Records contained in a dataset
###

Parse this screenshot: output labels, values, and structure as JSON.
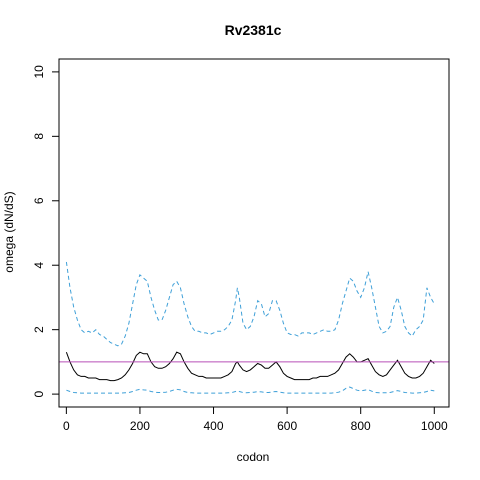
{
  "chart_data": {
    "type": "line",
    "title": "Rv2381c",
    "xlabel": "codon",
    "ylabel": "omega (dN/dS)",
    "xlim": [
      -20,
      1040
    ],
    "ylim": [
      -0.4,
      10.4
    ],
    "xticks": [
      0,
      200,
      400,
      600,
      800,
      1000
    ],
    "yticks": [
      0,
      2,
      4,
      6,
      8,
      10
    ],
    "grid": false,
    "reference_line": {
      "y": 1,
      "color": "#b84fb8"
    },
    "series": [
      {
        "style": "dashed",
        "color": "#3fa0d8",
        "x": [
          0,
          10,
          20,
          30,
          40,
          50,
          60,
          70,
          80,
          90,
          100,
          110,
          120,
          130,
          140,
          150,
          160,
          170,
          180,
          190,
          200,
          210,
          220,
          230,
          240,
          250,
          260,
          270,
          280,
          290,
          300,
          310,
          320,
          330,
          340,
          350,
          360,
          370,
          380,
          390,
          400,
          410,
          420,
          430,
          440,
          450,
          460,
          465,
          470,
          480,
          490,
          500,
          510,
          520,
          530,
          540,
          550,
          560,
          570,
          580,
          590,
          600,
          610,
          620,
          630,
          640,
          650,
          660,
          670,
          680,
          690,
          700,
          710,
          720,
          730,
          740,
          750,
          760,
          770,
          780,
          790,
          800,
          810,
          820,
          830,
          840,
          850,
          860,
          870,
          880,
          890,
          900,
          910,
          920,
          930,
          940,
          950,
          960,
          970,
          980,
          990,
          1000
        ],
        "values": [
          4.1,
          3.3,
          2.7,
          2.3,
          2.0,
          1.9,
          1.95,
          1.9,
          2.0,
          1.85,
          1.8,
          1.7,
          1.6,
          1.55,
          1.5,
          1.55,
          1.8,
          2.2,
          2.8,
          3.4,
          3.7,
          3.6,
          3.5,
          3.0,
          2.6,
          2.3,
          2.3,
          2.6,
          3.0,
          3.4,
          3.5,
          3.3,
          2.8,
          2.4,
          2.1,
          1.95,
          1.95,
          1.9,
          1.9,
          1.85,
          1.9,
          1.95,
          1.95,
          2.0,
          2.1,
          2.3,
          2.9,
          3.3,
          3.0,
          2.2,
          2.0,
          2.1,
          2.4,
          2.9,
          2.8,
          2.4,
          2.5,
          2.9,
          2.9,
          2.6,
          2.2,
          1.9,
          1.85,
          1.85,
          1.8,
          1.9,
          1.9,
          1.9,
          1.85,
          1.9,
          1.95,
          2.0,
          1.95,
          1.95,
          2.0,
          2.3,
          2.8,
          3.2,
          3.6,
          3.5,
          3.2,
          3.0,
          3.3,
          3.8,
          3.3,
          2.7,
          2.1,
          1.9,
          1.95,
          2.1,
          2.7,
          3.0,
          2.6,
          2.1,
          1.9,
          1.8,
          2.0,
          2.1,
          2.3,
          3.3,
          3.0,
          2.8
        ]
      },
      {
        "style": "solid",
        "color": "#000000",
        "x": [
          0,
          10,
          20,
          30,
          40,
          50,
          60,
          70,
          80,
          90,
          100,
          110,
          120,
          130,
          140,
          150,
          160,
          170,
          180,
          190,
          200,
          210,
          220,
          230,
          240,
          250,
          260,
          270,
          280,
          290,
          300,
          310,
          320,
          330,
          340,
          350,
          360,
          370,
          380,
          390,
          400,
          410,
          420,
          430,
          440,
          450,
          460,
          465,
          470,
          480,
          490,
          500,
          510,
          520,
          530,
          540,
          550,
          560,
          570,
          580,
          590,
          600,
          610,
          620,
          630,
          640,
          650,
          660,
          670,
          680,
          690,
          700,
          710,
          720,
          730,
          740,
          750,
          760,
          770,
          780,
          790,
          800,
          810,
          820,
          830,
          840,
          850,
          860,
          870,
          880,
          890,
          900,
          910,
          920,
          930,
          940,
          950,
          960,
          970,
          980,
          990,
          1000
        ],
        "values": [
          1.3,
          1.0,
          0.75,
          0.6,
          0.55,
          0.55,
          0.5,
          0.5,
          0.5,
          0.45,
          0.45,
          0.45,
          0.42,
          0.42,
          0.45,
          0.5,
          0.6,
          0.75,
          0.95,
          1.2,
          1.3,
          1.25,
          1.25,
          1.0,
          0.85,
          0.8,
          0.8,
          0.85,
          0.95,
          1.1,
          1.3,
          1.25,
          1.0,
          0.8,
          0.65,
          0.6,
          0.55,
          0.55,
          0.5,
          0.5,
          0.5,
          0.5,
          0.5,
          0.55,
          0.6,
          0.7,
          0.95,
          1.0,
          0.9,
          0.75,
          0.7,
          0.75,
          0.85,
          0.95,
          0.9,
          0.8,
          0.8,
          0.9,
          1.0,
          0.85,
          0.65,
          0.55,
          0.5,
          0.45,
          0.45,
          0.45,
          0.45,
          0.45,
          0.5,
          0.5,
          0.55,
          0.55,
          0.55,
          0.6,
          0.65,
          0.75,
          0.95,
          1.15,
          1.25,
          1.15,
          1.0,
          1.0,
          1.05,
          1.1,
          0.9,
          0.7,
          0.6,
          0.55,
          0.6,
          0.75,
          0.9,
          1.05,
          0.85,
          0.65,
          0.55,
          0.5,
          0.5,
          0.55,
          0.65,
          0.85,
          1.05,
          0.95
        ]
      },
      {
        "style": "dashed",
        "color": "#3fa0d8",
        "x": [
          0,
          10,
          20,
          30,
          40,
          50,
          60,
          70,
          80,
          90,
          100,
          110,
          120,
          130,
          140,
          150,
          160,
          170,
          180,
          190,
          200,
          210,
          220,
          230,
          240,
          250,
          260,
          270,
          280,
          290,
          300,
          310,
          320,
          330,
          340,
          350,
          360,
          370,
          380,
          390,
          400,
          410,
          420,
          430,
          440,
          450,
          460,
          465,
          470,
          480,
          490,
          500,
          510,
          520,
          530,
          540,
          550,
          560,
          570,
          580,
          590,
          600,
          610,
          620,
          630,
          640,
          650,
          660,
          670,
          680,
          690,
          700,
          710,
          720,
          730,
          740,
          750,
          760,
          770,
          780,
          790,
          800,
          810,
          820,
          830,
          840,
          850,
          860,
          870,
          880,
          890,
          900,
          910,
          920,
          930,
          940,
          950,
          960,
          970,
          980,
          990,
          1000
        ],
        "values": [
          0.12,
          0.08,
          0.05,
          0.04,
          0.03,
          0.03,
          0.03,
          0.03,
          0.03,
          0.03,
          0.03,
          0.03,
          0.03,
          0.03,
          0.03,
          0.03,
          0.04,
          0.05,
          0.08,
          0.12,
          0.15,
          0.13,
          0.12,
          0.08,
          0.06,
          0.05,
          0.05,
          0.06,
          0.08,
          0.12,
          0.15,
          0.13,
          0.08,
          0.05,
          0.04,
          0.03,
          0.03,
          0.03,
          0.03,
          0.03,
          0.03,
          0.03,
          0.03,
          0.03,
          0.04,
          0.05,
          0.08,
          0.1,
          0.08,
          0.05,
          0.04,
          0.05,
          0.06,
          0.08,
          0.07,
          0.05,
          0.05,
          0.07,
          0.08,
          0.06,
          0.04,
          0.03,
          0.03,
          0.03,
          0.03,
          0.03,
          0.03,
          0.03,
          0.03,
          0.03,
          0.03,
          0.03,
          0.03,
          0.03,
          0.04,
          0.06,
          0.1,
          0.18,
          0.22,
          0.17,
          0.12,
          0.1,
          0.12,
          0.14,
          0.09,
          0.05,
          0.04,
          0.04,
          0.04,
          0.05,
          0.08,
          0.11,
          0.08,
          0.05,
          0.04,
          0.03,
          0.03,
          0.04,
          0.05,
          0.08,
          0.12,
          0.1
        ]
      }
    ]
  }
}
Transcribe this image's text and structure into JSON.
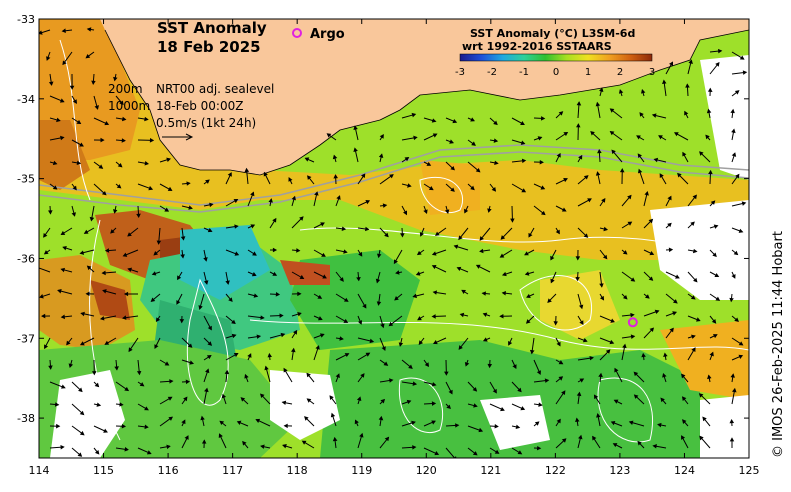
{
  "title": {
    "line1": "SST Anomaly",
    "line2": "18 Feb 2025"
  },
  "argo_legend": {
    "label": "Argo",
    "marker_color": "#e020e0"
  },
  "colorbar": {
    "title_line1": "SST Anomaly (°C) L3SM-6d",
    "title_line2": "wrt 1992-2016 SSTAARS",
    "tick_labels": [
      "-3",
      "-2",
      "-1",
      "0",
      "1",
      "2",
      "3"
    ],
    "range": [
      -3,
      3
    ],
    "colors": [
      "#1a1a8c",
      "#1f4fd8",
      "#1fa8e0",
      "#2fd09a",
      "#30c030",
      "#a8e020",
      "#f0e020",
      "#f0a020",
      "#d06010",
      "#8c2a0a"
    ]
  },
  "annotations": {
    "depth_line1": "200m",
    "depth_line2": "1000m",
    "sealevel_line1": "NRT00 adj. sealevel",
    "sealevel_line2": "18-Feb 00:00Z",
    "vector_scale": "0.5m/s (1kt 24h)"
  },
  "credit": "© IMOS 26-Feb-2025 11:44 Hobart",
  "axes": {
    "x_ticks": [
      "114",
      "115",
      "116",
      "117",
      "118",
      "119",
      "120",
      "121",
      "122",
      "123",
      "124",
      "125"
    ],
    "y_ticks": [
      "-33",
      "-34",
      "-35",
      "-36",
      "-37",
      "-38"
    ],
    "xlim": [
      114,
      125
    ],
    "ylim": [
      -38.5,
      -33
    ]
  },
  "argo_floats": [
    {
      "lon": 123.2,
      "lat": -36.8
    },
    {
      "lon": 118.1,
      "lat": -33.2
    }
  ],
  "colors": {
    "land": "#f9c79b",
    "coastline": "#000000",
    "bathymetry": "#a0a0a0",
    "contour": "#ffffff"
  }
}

###

- **Objective**: Examine the records and pull out every line where the string "JSON" occurs.

- **The solution**:
Parse this screenshot: output labels, values, and structure as JSON.
Transcribe this image's text and structure into JSON.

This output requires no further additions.